*AIM*. Output the full material exactly as it appears here.

*EXERCISE MATERIAL*.
= = = = =

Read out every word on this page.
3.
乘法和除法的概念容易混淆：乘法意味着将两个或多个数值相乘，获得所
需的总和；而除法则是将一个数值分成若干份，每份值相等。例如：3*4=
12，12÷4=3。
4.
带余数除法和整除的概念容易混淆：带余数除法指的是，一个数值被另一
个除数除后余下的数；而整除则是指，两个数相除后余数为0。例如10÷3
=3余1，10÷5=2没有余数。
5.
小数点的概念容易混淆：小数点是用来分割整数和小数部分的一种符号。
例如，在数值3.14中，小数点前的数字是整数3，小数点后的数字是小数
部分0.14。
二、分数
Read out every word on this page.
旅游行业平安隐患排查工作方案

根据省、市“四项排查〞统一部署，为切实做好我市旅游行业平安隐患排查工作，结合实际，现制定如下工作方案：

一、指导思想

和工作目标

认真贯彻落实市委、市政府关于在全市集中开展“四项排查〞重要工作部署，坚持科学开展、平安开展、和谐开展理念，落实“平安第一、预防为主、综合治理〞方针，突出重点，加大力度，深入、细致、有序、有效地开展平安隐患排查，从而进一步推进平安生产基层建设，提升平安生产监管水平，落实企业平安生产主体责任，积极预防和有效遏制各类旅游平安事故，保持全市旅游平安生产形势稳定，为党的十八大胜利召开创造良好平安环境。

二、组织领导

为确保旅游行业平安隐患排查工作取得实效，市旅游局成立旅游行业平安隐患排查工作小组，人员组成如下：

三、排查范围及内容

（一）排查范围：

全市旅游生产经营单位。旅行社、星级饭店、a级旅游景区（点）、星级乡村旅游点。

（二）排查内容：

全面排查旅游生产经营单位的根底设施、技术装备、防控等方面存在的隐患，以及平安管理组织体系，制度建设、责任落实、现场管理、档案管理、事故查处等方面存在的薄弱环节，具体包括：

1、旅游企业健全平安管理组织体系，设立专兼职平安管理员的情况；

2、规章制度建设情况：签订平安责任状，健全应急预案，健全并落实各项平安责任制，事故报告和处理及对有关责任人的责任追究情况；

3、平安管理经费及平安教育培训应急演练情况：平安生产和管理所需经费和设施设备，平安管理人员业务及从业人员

= = = = =

*FINAL RESULT*.
Read out every word on this page.
3.
乘法和除法的概念容易混淆：乘法意味着将两个或多个数值相乘，获得所
需的总和；而除法则是将一个数值分成若干份，每份值相等。例如：3*4=
12，12÷4=3。
4.
带余数除法和整除的概念容易混淆：带余数除法指的是，一个数值被另一
个除数除后余下的数；而整除则是指，两个数相除后余数为0。例如10÷3
=3余1，10÷5=2没有余数。
5.
小数点的概念容易混淆：小数点是用来分割整数和小数部分的一种符号。
例如，在数值3.14中，小数点前的数字是整数3，小数点后的数字是小数
部分0.14。
二、分数
Read out every word on this page.
旅游行业平安隐患排查工作方案

根据省、市“四项排查〞统一部署，为切实做好我市旅游行业平安隐患排查工作，结合实际，现制定如下工作方案：

一、指导思想

和工作目标

认真贯彻落实市委、市政府关于在全市集中开展“四项排查〞重要工作部署，坚持科学开展、平安开展、和谐开展理念，落实“平安第一、预防为主、综合治理〞方针，突出重点，加大力度，深入、细致、有序、有效地开展平安隐患排查，从而进一步推进平安生产基层建设，提升平安生产监管水平，落实企业平安生产主体责任，积极预防和有效遏制各类旅游平安事故，保持全市旅游平安生产形势稳定，为党的十八大胜利召开创造良好平安环境。

二、组织领导

为确保旅游行业平安隐患排查工作取得实效，市旅游局成立旅游行业平安隐患排查工作小组，人员组成如下：

三、排查范围及内容

（一）排查范围：

全市旅游生产经营单位。旅行社、星级饭店、a级旅游景区（点）、星级乡村旅游点。

（二）排查内容：

全面排查旅游生产经营单位的根底设施、技术装备、防控等方面存在的隐患，以及平安管理组织体系，制度建设、责任落实、现场管理、档案管理、事故查处等方面存在的薄弱环节，具体包括：

1、旅游企业健全平安管理组织体系，设立专兼职平安管理员的情况；

2、规章制度建设情况：签订平安责任状，健全应急预案，健全并落实各项平安责任制，事故报告和处理及对有关责任人的责任追究情况；

3、平安管理经费及平安教育培训应急演练情况：平安生产和管理所需经费和设施设备，平安管理人员业务及从业人员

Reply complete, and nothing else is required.